+++ Given entries
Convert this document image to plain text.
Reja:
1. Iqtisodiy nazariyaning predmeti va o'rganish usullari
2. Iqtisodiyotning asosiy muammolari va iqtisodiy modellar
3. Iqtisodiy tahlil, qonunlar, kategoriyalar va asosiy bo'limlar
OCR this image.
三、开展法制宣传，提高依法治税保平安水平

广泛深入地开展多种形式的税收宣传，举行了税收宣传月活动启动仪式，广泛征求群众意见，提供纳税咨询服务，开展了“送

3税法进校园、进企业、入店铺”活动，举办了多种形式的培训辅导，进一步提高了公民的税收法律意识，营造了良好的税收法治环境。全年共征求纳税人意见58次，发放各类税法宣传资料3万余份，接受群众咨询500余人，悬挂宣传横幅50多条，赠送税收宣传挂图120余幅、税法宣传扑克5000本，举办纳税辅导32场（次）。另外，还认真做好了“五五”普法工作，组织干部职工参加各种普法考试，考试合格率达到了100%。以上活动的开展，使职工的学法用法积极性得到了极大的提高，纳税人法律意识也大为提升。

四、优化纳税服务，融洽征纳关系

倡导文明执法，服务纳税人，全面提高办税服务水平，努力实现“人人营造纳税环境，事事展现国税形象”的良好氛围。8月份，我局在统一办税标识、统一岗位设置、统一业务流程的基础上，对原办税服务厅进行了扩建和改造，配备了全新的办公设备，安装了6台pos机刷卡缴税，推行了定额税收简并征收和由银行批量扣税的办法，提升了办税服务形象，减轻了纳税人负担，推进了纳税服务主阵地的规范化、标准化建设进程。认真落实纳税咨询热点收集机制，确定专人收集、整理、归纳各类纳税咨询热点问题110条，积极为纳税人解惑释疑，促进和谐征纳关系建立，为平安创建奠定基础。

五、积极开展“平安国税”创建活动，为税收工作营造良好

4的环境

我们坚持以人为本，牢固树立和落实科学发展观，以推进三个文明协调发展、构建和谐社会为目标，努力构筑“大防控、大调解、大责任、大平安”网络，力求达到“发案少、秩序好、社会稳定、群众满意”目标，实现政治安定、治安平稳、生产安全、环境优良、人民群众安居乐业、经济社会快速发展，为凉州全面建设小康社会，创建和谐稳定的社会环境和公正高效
++++++
Of the lines in the material, how many hold the word "image"? Reply with the number only.

2